Records contained in a dataset:
______________________________

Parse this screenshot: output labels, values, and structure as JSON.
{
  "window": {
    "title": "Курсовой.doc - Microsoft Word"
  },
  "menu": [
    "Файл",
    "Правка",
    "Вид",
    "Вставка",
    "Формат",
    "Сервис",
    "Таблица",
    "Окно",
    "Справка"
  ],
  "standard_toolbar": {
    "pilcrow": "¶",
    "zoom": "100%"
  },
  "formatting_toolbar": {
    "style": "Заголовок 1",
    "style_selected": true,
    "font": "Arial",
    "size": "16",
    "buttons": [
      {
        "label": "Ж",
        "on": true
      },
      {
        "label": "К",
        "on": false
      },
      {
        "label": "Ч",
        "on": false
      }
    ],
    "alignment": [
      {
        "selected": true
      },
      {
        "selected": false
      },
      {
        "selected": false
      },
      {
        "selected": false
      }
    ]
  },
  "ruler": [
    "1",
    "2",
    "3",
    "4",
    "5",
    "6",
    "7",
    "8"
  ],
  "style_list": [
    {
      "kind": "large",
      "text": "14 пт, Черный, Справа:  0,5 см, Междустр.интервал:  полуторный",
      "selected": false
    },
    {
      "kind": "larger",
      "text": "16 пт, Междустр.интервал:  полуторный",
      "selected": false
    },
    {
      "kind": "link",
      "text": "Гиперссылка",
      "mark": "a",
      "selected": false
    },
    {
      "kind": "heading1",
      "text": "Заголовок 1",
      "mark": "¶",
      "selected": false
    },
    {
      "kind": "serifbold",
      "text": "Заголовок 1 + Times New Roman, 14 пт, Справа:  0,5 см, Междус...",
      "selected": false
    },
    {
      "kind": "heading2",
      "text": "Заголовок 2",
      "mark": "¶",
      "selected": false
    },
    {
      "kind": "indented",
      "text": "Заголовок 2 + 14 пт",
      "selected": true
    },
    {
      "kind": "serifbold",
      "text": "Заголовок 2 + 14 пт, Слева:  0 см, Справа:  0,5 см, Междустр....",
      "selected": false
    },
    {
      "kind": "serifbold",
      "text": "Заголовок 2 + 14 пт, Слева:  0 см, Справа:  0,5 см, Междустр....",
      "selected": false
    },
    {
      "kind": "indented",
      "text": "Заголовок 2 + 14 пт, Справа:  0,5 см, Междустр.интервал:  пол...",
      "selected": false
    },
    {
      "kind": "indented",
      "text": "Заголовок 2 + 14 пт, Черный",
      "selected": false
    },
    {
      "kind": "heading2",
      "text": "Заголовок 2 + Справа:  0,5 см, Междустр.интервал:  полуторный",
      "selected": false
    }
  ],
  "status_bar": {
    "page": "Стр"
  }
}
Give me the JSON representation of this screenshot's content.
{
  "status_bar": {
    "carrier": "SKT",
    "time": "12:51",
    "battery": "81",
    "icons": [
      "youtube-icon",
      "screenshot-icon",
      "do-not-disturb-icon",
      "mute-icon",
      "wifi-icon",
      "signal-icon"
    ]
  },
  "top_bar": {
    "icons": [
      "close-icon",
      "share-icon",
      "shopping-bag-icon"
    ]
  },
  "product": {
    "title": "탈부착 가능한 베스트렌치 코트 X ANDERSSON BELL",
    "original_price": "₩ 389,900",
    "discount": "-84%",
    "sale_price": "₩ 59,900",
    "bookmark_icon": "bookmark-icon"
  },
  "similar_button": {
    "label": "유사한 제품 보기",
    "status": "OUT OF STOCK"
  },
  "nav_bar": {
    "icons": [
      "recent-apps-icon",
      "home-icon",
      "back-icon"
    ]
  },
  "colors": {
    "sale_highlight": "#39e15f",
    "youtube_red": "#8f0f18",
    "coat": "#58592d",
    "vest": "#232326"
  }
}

______________________________

_What the task asks_. Report back each line of the entries that holds the string "интервал".

_Response to this task_.
      "text": "14 пт, Черный, Справа:  0,5 см, Междустр.интервал:  полуторный",
      "text": "16 пт, Междустр.интервал:  полуторный",
      "text": "Заголовок 2 + 14 пт, Справа:  0,5 см, Междустр.интервал:  пол...",
      "text": "Заголовок 2 + Справа:  0,5 см, Междустр.интервал:  полуторный",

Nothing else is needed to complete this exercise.